Trecho do texto »
%%
Existem várias maneiras de selecionar a região de interesse a ser isolada em uma sequência de fotografias. Para esse exemplo utilizou-se o editor de vídeo do software Blender 3D (Fig. 7). O aplicativo oferece a possibilidade de adicionar uma série de fotografias (chamada de sequência) e em seguida adicionar efeitos que limitam a área de interesse e finalmente, ajustar a posição das imagens para centralizar a região de interesse.
Ao segmentar a região as imagens resultantes fornecem uma captura com pouquíssimas aberrações cromáticas e borrões (Fig. 8).
Das 153 imagens capturadas e segmentadas, foram selecionadas 82. Esse passo tornou o processamento final mais rápido, além de excluir imagens que não forneciam dados, com grande parte tomada por uma área escura, sem a superfície lunar (Fig. 9).
Composição da Imagem em Alta Resolução¶
Uma vez que as imagens foram segmentadas e armazenadas em um diretório distinto é o momento de juntá-las todas em uma única composição (Fig. 10). O software utilizado para tal tarefa é o Hugin, desenvolvido para a criação de panoramas a partir de uma série de fotografias.
A propósito, a técnica de composição a partir de várias imagens já foi abordada no capítulo intitulado Lunetas, Macros e Microscópios Digitais de Baixo Custo na Fotografia e Fotogrametria 3D [A23].
Atenção
Assim como foi feito no subtítulo anterior, este aqui também conta com uma vídeo aula gravada com o passo-a-passo para a composição. O leitor é orientado a ler o texto e posteriormente assistir ao material disponível no YouTube.
Se as imagens estiverem bem configuradas, a junção de todas em um arquivo final transcorre de modo muito simples. Basta clicar em Carregar imagens e carregar as 82 capturas, em seguida indicar o Tipo de lente como Equirretangular, indicar a Distância focal em 900, clicar em Alinhar e aguardar até o software calcular a posição de cada parte do mosaico. Assim que o cálculo é finalizado é possível que seja necessário ajustar a região final da imagem em Cortar. Ao final, gera-se o arquivo composto em Criar panorama (Fig. 11).
%%
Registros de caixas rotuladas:
%%
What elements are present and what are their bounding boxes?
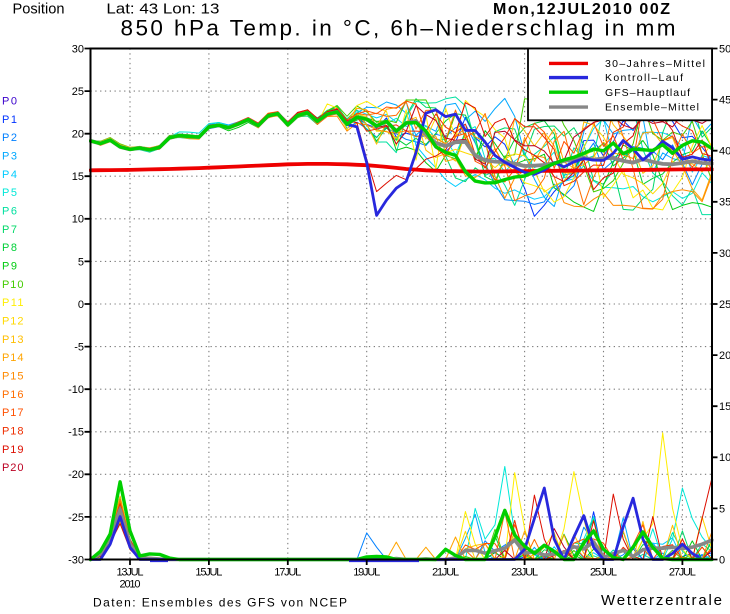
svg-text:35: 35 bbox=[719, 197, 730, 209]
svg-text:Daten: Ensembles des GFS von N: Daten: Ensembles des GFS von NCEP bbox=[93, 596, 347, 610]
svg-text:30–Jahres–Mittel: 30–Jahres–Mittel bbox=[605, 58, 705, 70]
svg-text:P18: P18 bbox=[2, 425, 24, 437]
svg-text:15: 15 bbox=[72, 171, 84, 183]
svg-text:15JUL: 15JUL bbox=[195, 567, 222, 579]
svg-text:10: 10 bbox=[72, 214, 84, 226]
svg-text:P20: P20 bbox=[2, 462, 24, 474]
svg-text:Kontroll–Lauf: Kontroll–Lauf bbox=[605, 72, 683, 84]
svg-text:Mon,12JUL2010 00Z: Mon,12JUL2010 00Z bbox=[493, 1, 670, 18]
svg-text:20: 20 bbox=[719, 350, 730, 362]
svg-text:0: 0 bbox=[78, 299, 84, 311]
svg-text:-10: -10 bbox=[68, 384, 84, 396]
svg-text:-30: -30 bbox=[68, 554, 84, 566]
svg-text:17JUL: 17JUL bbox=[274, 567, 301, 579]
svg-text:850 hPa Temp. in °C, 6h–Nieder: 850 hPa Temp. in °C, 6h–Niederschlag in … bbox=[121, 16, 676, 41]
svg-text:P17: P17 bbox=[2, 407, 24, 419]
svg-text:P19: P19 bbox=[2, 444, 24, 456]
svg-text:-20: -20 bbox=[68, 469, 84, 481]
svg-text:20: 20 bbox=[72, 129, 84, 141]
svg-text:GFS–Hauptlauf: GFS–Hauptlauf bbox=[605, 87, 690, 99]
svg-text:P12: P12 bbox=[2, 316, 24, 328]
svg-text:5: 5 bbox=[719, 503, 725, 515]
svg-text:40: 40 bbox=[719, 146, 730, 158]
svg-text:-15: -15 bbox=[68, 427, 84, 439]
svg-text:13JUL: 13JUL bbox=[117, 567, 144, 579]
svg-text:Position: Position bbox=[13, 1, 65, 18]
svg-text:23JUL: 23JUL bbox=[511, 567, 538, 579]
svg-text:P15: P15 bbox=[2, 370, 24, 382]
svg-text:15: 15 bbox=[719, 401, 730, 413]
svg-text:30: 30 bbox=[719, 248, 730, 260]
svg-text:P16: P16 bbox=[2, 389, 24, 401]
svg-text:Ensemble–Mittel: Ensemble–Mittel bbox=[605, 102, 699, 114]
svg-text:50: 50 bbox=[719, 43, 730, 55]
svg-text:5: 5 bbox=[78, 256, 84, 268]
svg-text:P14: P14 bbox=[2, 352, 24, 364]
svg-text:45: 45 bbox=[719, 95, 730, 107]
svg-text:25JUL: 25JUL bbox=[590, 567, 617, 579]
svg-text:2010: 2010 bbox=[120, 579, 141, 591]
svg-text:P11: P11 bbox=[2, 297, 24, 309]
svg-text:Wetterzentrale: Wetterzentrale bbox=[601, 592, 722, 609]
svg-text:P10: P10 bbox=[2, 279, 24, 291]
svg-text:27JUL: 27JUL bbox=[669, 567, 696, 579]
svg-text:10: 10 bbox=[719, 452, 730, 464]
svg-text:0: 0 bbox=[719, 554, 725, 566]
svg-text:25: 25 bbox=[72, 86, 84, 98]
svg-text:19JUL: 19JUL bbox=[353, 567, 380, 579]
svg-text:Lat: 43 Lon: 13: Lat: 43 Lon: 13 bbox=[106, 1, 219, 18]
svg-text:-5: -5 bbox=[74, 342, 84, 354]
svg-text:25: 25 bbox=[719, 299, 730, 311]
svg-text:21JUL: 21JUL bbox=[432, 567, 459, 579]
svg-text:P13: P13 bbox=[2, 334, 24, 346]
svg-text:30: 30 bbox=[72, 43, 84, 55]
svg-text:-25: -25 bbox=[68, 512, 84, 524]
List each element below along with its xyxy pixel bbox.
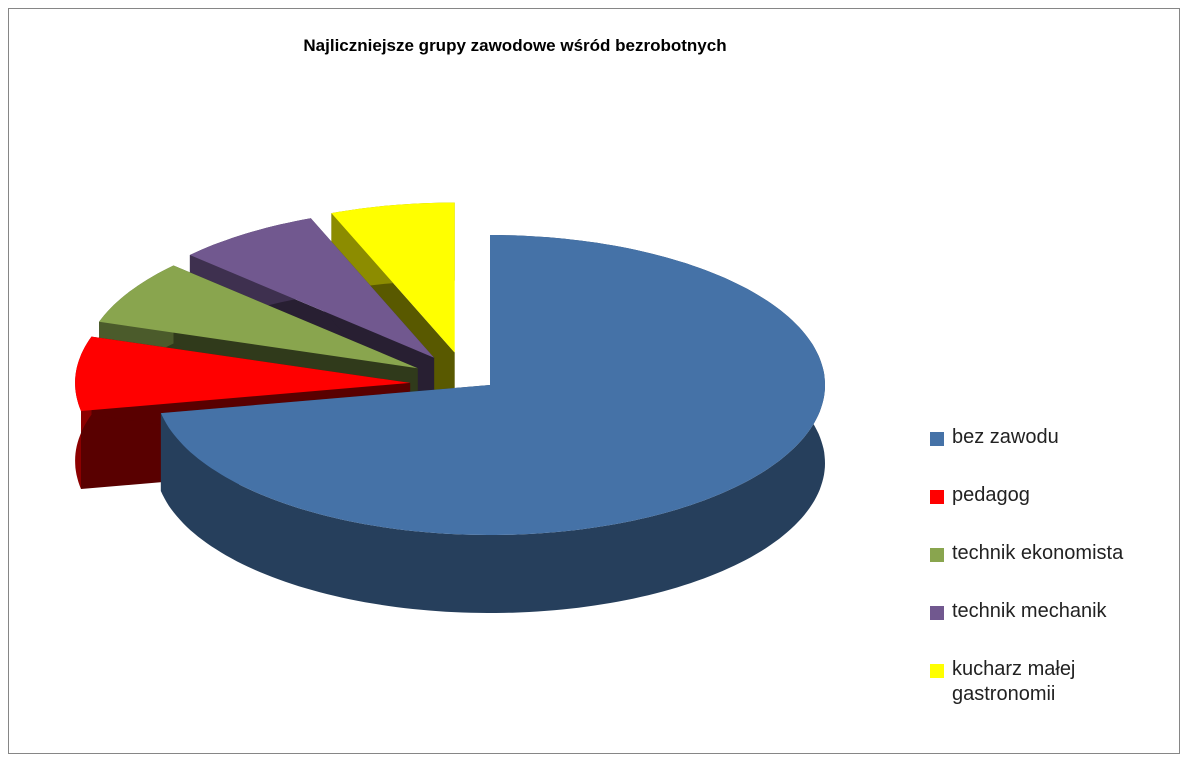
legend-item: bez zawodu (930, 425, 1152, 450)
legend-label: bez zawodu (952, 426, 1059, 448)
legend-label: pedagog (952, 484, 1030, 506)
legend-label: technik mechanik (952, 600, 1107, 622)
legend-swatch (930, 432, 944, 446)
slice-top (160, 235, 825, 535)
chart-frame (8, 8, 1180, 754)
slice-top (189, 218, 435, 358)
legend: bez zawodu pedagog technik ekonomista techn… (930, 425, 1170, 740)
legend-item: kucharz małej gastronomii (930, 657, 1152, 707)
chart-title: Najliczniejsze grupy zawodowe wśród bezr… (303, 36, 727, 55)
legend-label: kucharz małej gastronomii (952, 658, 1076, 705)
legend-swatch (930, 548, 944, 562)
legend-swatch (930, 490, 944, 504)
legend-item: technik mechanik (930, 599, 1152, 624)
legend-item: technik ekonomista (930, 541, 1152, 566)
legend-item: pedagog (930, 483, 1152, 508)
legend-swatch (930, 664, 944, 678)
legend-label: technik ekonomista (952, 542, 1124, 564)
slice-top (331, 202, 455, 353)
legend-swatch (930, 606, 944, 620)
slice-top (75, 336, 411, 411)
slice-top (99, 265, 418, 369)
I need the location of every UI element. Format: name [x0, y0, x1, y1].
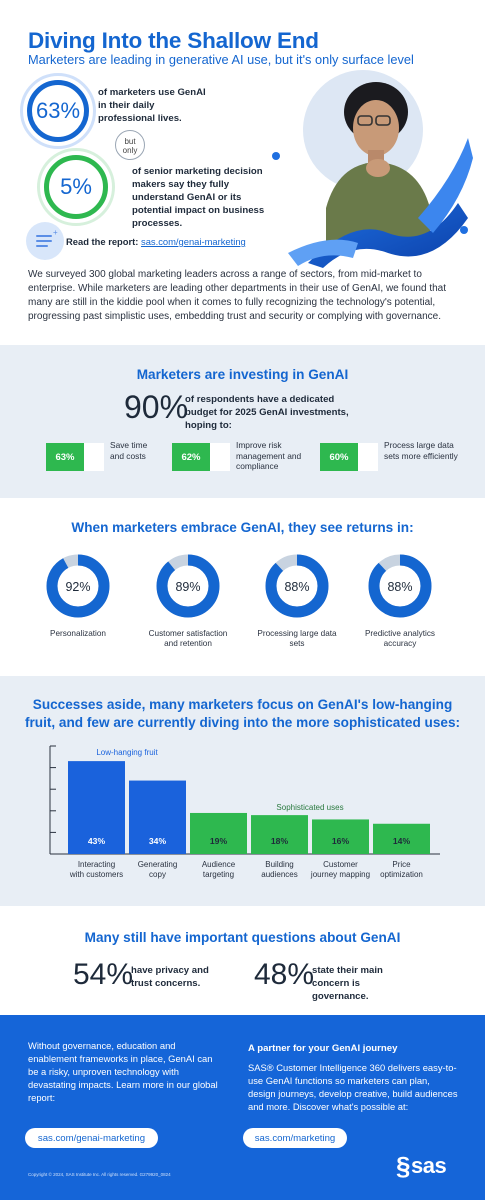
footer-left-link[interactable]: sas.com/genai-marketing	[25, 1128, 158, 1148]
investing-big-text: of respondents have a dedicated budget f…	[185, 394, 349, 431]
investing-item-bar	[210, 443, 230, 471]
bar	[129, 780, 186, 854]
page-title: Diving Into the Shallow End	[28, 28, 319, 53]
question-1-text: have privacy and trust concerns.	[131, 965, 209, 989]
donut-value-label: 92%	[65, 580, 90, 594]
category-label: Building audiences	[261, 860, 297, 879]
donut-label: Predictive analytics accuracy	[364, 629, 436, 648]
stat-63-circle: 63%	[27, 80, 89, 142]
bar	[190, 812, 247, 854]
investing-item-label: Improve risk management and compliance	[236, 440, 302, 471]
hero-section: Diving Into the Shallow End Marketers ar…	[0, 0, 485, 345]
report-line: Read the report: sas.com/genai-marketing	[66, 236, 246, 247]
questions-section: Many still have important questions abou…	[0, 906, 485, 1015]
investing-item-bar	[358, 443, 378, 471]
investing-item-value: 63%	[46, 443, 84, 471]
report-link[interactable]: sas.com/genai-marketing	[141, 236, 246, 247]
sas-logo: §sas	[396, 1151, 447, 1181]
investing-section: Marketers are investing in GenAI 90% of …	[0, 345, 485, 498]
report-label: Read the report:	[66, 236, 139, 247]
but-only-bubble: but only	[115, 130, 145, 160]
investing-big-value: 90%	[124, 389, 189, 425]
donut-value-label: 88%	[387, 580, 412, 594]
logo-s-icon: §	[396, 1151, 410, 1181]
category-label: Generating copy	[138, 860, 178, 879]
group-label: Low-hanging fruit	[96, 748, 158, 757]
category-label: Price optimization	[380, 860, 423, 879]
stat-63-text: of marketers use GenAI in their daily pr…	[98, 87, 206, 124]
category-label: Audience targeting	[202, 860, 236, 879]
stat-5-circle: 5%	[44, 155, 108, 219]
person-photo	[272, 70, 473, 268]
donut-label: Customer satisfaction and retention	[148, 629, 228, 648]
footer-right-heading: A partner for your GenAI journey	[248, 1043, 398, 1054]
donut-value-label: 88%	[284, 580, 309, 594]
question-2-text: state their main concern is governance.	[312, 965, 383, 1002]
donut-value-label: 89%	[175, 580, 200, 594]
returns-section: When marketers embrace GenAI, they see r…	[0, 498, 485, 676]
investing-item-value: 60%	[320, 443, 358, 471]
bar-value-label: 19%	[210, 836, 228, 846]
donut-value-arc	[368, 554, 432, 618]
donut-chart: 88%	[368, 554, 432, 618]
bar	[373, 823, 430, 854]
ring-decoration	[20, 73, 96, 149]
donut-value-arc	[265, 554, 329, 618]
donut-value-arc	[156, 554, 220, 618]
%%
Tarefa proposta A »
Segundo o trecho sobre a fotografia da superfície lunar, quantas imagens foram selecionadas dentre as 153 capturadas e segmentadas?
Tarefa proposta B »
Organize em lista numerada, sem linhas em branco, as linhas da listagem, começando pela que contém "svg-text:35: 35 bbox=[719, 197, 730, 209]" e seguindo até a que contém "svg-text:P20: P20 bbox=[2, 462, 24, 474]".
O trecho e a listagem não têm relação entre si.

Resposta do exercício A »
Foram selecionadas 82 imagens.

Resposta do exercício B »
1. svg-text:35: 35 bbox=[719, 197, 730, 209]
2. svg-text:Daten: Ensembles des GFS von N: Daten: Ensembles des GFS von NCEP bbox=[93, 596, 347, 610]
3. svg-text:30–Jahres–Mittel: 30–Jahres–Mittel bbox=[605, 58, 705, 70]
4. svg-text:P18: P18 bbox=[2, 425, 24, 437]
5. svg-text:15: 15 bbox=[72, 171, 84, 183]
6. svg-text:15JUL: 15JUL bbox=[195, 567, 222, 579]
7. svg-text:10: 10 bbox=[72, 214, 84, 226]
8. svg-text:P20: P20 bbox=[2, 462, 24, 474]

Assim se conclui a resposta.